Text extract

====

Friday, January 31, 2014

Ideas for detecting separate dancers in a tango couple

1. Face detection

2. Skin detection -- used to supplement #1 & also to detect ladies' bare legs

3.  Shoe/Foot detection - template matching? look for shoe-like blobs in segmented image. The ones near skin are ladies. The other ones are men.

4. Background subtraction is going to be useful even having depth ( I KNEW IT)

5. Thinning to get skeletal shapes? If have head & feet, could get CoM & possibly extrapolate which blobs are legs...

6. Optical flow to estimate where things are if they go out of frame.

Thursday, January 30, 2014

Slim hope that Kinect could detect skeletons on tango dancers dashed...






DSP, Audio, & Motion Capture

I was thinking about the connections between DSP for audio and audio processing / synthesis techniques and motion capture. Because you can think of both video & audio in terms of signals, they have a lot of similarities and can use the same techniques. You often have to transform signals into feature spaces... (ie, extract features) then work from there.

One universal problem is defining a perceptual quality (whether it is an action, how how an action is done, or a timbre color or pitch) within a computational space. Sometimes there seems this cruel quality in both practices: after all my human brain can track the motion. I understand what the timbre is and when it occurs. But my software doesn't have access to the tools that my brain does (yet). Nor has it been exposed to the years and years of training my brain has had to distinguish these qualities. This is very obvious to anyone in my field, but still, when I step back, it seems a bit poignant.

Of course, my brain can't generate a real-time control signal from movement to send to my audio synthesis routines, so there's that. :) Although I can use the information I have in the form that I have it to make noise via my physical body.


Friday, January 24, 2014

EXC_BAD_ACCESS in OSC + 64-bit Cinder with Xcode 4.6.2 in OS X 10.7

This was enough of a headache that it deserves a post.

I'm using cinder on OSX, 64-bit in order to run the OpenNI 2 block. The official release and everything of Cinder is still 32-bit, but most of the libraries will work in 64-bit -- but it is a pain. I am using the osc block that comes with the official 0.85 release of Cinder.

So I kept getting this weird EXC_BAD_ACCESS (code=13) error in OutboundPacketStream whenever I tried to use the osc::Sender object to send anything.

Unfortunately, I was convinced this was something weird I was doing myself... since all the examples worked & I have been using this library in 32-bit for a very long time...  But I wasn't thinking that about the fact they were in 32-bit & my code was compiling to 64-bit... in any case, it looks like it is fixed in the current version of the oscpack library (someone else had this problem, though not with the Cinder implementation in particular), so I replaced the /ip & /osc parts of the library. It solved my problem. Case closed!

====

Exercises
(A) Extract the passage of the blog posts from "Ideas for detecting" to "( I KNEW IT)".
(B) Summarize the blog posts in three sentences.
(C) In the blog posts, what error appeared in OutboundPacketStream whenever the osc::Sender object was used to send anything?
Work only from the blog posts.

Dataset records

====

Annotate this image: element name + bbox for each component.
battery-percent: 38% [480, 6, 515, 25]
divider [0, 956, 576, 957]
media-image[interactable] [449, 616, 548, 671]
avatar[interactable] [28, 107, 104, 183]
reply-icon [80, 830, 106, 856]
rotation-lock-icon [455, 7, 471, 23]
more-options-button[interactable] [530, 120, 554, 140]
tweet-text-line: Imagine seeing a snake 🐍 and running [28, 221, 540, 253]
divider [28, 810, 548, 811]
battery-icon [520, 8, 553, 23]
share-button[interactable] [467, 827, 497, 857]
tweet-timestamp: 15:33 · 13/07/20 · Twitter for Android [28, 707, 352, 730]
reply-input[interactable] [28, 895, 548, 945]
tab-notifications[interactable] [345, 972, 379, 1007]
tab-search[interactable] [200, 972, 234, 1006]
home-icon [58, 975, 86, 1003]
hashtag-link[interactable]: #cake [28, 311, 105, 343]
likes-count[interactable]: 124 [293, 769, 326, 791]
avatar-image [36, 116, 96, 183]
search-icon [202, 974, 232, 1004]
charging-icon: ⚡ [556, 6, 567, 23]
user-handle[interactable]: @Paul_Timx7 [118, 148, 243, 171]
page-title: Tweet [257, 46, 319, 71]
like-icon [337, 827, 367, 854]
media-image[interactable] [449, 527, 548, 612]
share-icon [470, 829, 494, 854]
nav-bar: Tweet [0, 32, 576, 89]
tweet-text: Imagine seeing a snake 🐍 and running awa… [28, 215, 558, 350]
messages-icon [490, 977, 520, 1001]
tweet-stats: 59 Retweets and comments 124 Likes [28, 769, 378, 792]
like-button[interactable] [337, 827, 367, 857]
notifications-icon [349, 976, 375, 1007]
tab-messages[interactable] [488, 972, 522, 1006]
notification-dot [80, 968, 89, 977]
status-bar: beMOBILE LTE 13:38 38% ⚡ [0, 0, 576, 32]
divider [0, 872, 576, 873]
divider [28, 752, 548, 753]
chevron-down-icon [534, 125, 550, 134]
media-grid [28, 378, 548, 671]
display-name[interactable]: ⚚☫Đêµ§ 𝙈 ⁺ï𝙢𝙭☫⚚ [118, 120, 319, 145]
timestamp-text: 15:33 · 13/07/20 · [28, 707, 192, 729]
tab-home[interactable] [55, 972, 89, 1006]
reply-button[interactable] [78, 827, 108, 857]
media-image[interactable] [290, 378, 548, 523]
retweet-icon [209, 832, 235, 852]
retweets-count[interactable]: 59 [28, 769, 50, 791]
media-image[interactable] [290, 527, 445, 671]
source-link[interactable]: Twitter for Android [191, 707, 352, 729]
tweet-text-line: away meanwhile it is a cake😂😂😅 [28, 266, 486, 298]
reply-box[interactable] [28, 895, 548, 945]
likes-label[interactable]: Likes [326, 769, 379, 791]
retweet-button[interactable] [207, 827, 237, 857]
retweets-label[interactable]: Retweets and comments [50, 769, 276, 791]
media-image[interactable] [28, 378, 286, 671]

====

Response list
(A)
Ideas for detecting separate dancers in a tango couple

1. Face detection

2. Skin detection -- used to supplement #1 & also to detect ladies' bare legs

3.  Shoe/Foot detection - template matching? look for shoe-like blobs in segmented image. The ones near skin are ladies. The other ones are men.

4. Background subtraction is going to be useful even having depth ( I KNEW IT)

(B) The blog posts list ideas for telling apart the dancers in a tango couple, including face, skin, and shoe detection, background subtraction, thinning, and optical flow. They compare DSP for audio with motion capture, noting that both deal with signals, often require extracting features, and share the problem of defining a perceptual quality within a computational space. They also describe an EXC_BAD_ACCESS error when sending with the osc::Sender object in 64-bit Cinder, which was solved by replacing the /ip and /osc parts of the library with the current version of oscpack.

(C) EXC_BAD_ACCESS (code=13)